» ENTRIES SUPPLIED:
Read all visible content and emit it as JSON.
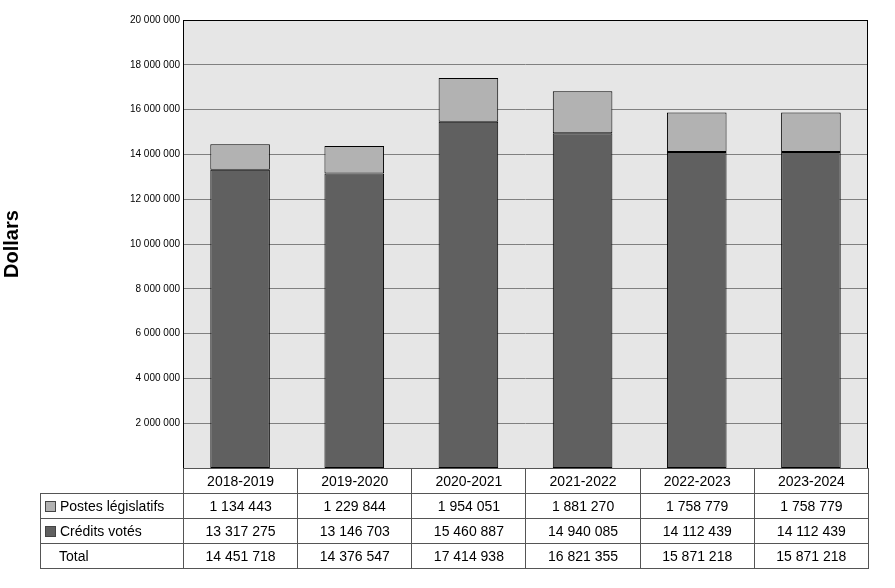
{
  "chart_data": {
    "type": "bar",
    "stacked": true,
    "y_label": "Dollars",
    "categories": [
      "2018-2019",
      "2019-2020",
      "2020-2021",
      "2021-2022",
      "2022-2023",
      "2023-2024"
    ],
    "series": [
      {
        "name": "Postes législatifs",
        "color": "#b2b2b2",
        "values": [
          1134443,
          1229844,
          1954051,
          1881270,
          1758779,
          1758779
        ],
        "value_labels": [
          "1 134 443",
          "1 229 844",
          "1 954 051",
          "1 881 270",
          "1 758 779",
          "1 758 779"
        ]
      },
      {
        "name": "Crédits votés",
        "color": "#606060",
        "values": [
          13317275,
          13146703,
          15460887,
          14940085,
          14112439,
          14112439
        ],
        "value_labels": [
          "13 317 275",
          "13 146 703",
          "15 460 887",
          "14 940 085",
          "14 112 439",
          "14 112 439"
        ]
      }
    ],
    "total": {
      "name": "Total",
      "values": [
        14451718,
        14376547,
        17414938,
        16821355,
        15871218,
        15871218
      ],
      "value_labels": [
        "14 451 718",
        "14 376 547",
        "17 414 938",
        "16 821 355",
        "15 871 218",
        "15 871 218"
      ]
    },
    "ylim": [
      0,
      20000000
    ],
    "yticks": [
      {
        "value": 2000000,
        "label": "2 000 000"
      },
      {
        "value": 4000000,
        "label": "4 000 000"
      },
      {
        "value": 6000000,
        "label": "6 000 000"
      },
      {
        "value": 8000000,
        "label": "8 000 000"
      },
      {
        "value": 10000000,
        "label": "10 000 000"
      },
      {
        "value": 12000000,
        "label": "12 000 000"
      },
      {
        "value": 14000000,
        "label": "14 000 000"
      },
      {
        "value": 16000000,
        "label": "16 000 000"
      },
      {
        "value": 18000000,
        "label": "18 000 000"
      },
      {
        "value": 20000000,
        "label": "20 000 000"
      }
    ],
    "grid": true
  }
}
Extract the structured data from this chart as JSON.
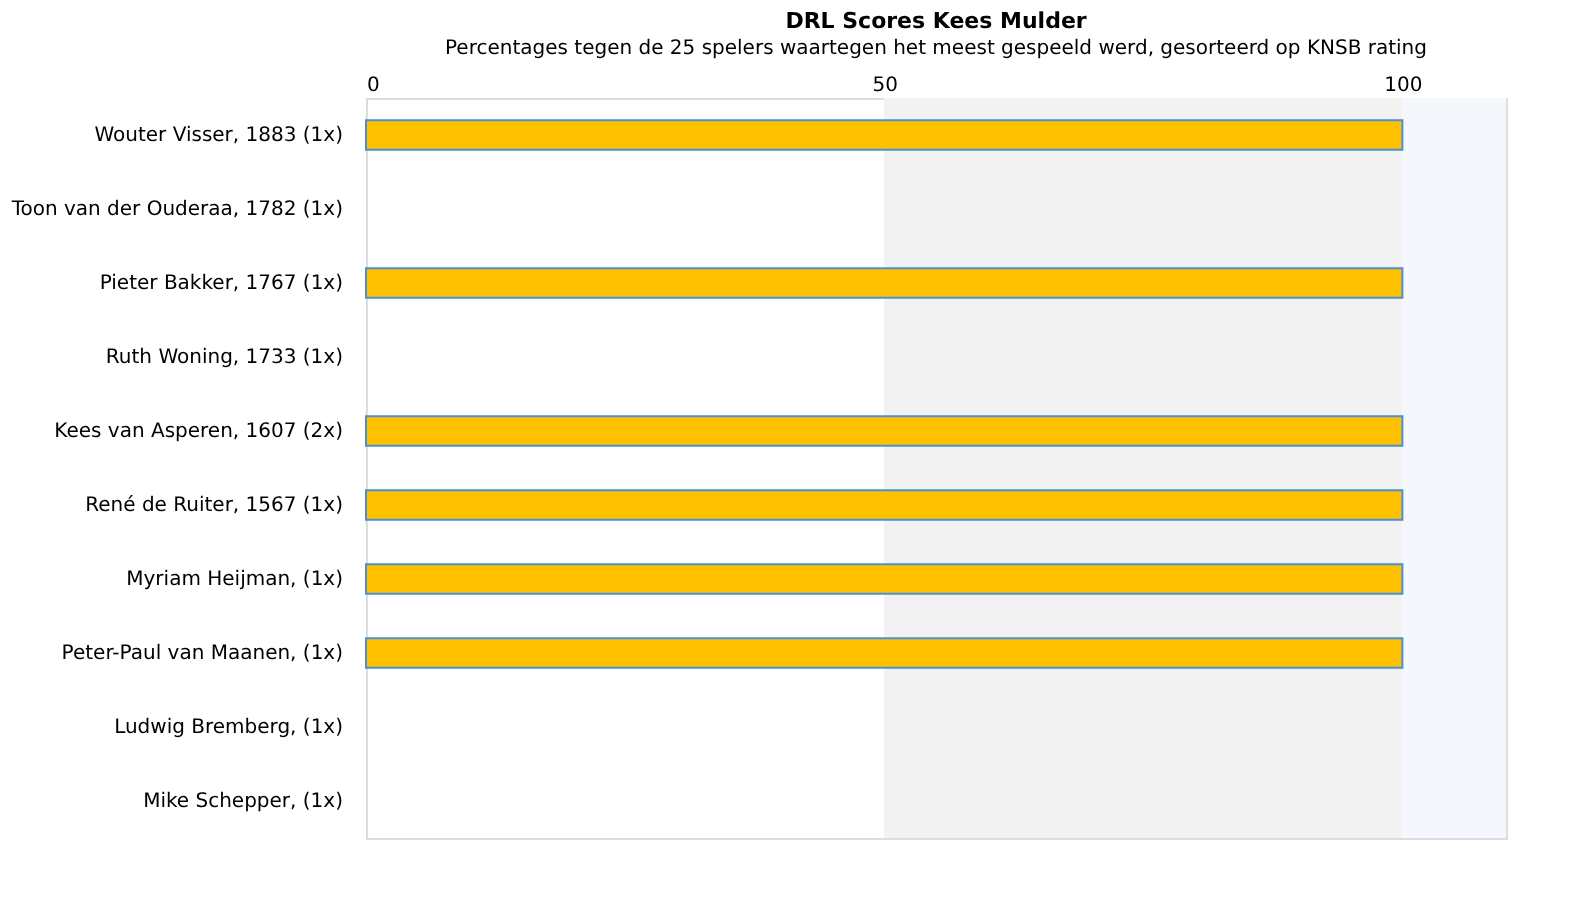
{
  "chart_data": {
    "type": "bar",
    "orientation": "horizontal",
    "title": "DRL Scores Kees Mulder",
    "subtitle": "Percentages tegen de 25 spelers waartegen het meest gespeeld werd, gesorteerd op KNSB rating",
    "categories": [
      "Wouter Visser, 1883 (1x)",
      "Toon van der Ouderaa, 1782 (1x)",
      "Pieter Bakker, 1767 (1x)",
      "Ruth Woning, 1733 (1x)",
      "Kees van Asperen, 1607 (2x)",
      "René de Ruiter, 1567 (1x)",
      "Myriam Heijman,  (1x)",
      "Peter-Paul van Maanen,  (1x)",
      "Ludwig Bremberg,  (1x)",
      "Mike Schepper,  (1x)"
    ],
    "values": [
      100,
      0,
      100,
      0,
      100,
      100,
      100,
      100,
      0,
      0
    ],
    "color": "#ffc000",
    "xlim": [
      0,
      110
    ],
    "xticks": [
      0,
      50,
      100
    ],
    "bands": [
      {
        "axis": "x",
        "from": 50,
        "to": 100,
        "color": "#f2f2f2"
      },
      {
        "axis": "x",
        "from": 100,
        "to": 110,
        "color": "#f4f8fc"
      }
    ],
    "grid": false,
    "legend": false
  }
}
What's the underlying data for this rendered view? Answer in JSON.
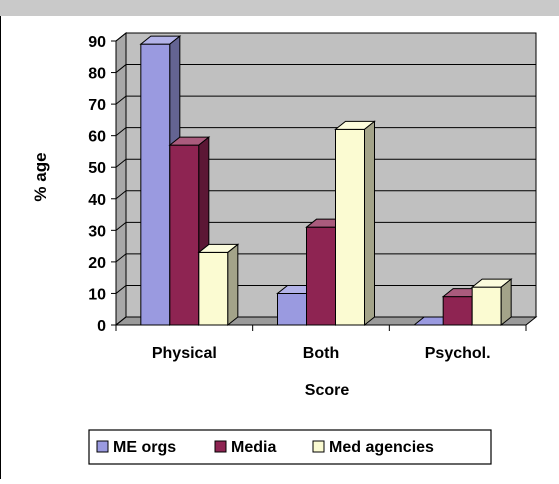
{
  "chart_data": {
    "type": "bar",
    "categories": [
      "Physical",
      "Both",
      "Psychol."
    ],
    "series": [
      {
        "name": "ME orgs",
        "values": [
          89,
          10,
          0
        ],
        "color": "#9a9ae0"
      },
      {
        "name": "Media",
        "values": [
          57,
          31,
          9
        ],
        "color": "#8e2452"
      },
      {
        "name": "Med agencies",
        "values": [
          23,
          62,
          12
        ],
        "color": "#fbfbd2"
      }
    ],
    "title": "",
    "xlabel": "Score",
    "ylabel": "% age",
    "ylim": [
      0,
      90
    ],
    "yticks": [
      0,
      10,
      20,
      30,
      40,
      50,
      60,
      70,
      80,
      90
    ],
    "grid": true,
    "legend_position": "bottom",
    "style": "3d-clustered-bar",
    "plot_background": "#c0c0c0"
  }
}
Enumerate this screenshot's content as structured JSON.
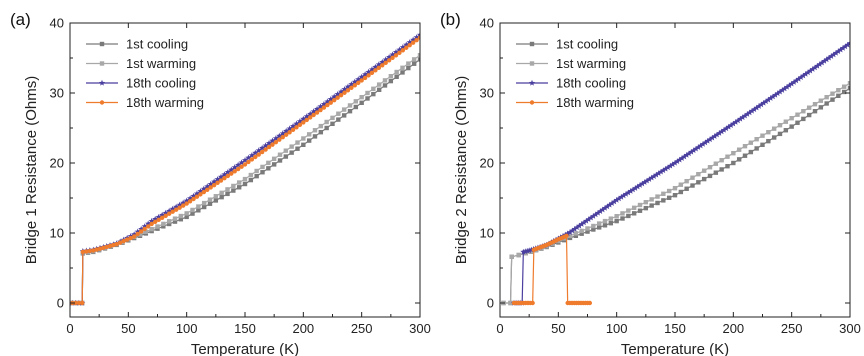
{
  "colors": {
    "c1": "#7a7a7a",
    "w1": "#a8a8a8",
    "c18": "#4a3f9f",
    "w18": "#ef7b2d"
  },
  "chart_data": [
    {
      "type": "line",
      "panel_label": "(a)",
      "xlabel": "Temperature (K)",
      "ylabel": "Bridge 1 Resistance (Ohms)",
      "xlim": [
        0,
        300
      ],
      "ylim": [
        -2,
        40
      ],
      "xticks": [
        "0",
        "50",
        "100",
        "150",
        "200",
        "250",
        "300"
      ],
      "yticks": [
        "0",
        "10",
        "20",
        "30",
        "40"
      ],
      "legend_position": "top-left",
      "series": [
        {
          "name": "1st cooling",
          "color_key": "c1",
          "marker": "square",
          "step": 5,
          "points": [
            [
              300,
              34.8
            ],
            [
              250,
              28.6
            ],
            [
              200,
              22.6
            ],
            [
              150,
              17.0
            ],
            [
              100,
              12.3
            ],
            [
              60,
              9.6
            ],
            [
              40,
              8.3
            ],
            [
              20,
              7.3
            ],
            [
              11,
              7.1
            ],
            [
              10.5,
              0
            ],
            [
              2,
              0
            ]
          ]
        },
        {
          "name": "1st warming",
          "color_key": "w1",
          "marker": "square",
          "step": 5,
          "points": [
            [
              2,
              0
            ],
            [
              10.5,
              0
            ],
            [
              11,
              7.2
            ],
            [
              20,
              7.4
            ],
            [
              40,
              8.4
            ],
            [
              60,
              9.8
            ],
            [
              100,
              12.8
            ],
            [
              150,
              17.7
            ],
            [
              200,
              23.5
            ],
            [
              250,
              29.4
            ],
            [
              300,
              35.4
            ]
          ]
        },
        {
          "name": "18th cooling",
          "color_key": "c18",
          "marker": "star",
          "step": 3,
          "points": [
            [
              300,
              38.3
            ],
            [
              250,
              32.3
            ],
            [
              200,
              26.3
            ],
            [
              150,
              20.4
            ],
            [
              100,
              14.6
            ],
            [
              70,
              11.7
            ],
            [
              55,
              9.8
            ],
            [
              40,
              8.5
            ],
            [
              20,
              7.6
            ],
            [
              11,
              7.4
            ],
            [
              10.5,
              0
            ],
            [
              2,
              0
            ]
          ]
        },
        {
          "name": "18th warming",
          "color_key": "w18",
          "marker": "circle",
          "step": 3,
          "points": [
            [
              2,
              0
            ],
            [
              10.5,
              0
            ],
            [
              11,
              7.3
            ],
            [
              20,
              7.5
            ],
            [
              40,
              8.4
            ],
            [
              55,
              9.5
            ],
            [
              70,
              11.3
            ],
            [
              100,
              14.2
            ],
            [
              150,
              19.8
            ],
            [
              200,
              25.8
            ],
            [
              250,
              31.8
            ],
            [
              300,
              37.9
            ]
          ]
        }
      ]
    },
    {
      "type": "line",
      "panel_label": "(b)",
      "xlabel": "Temperature (K)",
      "ylabel": "Bridge 2 Resistance (Ohms)",
      "xlim": [
        0,
        300
      ],
      "ylim": [
        -2,
        40
      ],
      "xticks": [
        "0",
        "50",
        "100",
        "150",
        "200",
        "250",
        "300"
      ],
      "yticks": [
        "0",
        "10",
        "20",
        "30",
        "40"
      ],
      "legend_position": "top-left",
      "series": [
        {
          "name": "1st cooling",
          "color_key": "c1",
          "marker": "square",
          "step": 5,
          "points": [
            [
              300,
              30.7
            ],
            [
              250,
              25.2
            ],
            [
              200,
              20.0
            ],
            [
              150,
              15.4
            ],
            [
              100,
              11.7
            ],
            [
              60,
              9.3
            ],
            [
              40,
              8.0
            ],
            [
              22,
              7.1
            ],
            [
              10,
              6.6
            ],
            [
              9,
              0
            ],
            [
              3,
              0
            ]
          ]
        },
        {
          "name": "1st warming",
          "color_key": "w1",
          "marker": "square",
          "step": 5,
          "points": [
            [
              3,
              0
            ],
            [
              9,
              0
            ],
            [
              10,
              6.6
            ],
            [
              22,
              7.1
            ],
            [
              40,
              8.1
            ],
            [
              60,
              9.6
            ],
            [
              100,
              12.4
            ],
            [
              150,
              16.4
            ],
            [
              200,
              21.4
            ],
            [
              250,
              26.4
            ],
            [
              300,
              31.4
            ]
          ]
        },
        {
          "name": "18th cooling",
          "color_key": "c18",
          "marker": "star",
          "step": 2,
          "points": [
            [
              300,
              37.1
            ],
            [
              250,
              31.3
            ],
            [
              200,
              25.6
            ],
            [
              150,
              20.0
            ],
            [
              100,
              14.7
            ],
            [
              60,
              10.1
            ],
            [
              40,
              8.3
            ],
            [
              25,
              7.5
            ],
            [
              20,
              7.3
            ],
            [
              19,
              0
            ],
            [
              12,
              0
            ]
          ]
        },
        {
          "name": "18th warming",
          "color_key": "w18",
          "marker": "circle",
          "step": 2,
          "points": [
            [
              12,
              0
            ],
            [
              28,
              0
            ],
            [
              29,
              7.6
            ],
            [
              40,
              8.3
            ],
            [
              50,
              9.1
            ],
            [
              57,
              9.6
            ],
            [
              58,
              0
            ],
            [
              77,
              0
            ]
          ]
        }
      ]
    }
  ]
}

» WHAT IS EXPECTED: Examine the entries and report how many of their lines contain the string "ylabel", giving no more than the number.

» SOLUTION FOR THIS EXERCISE: 3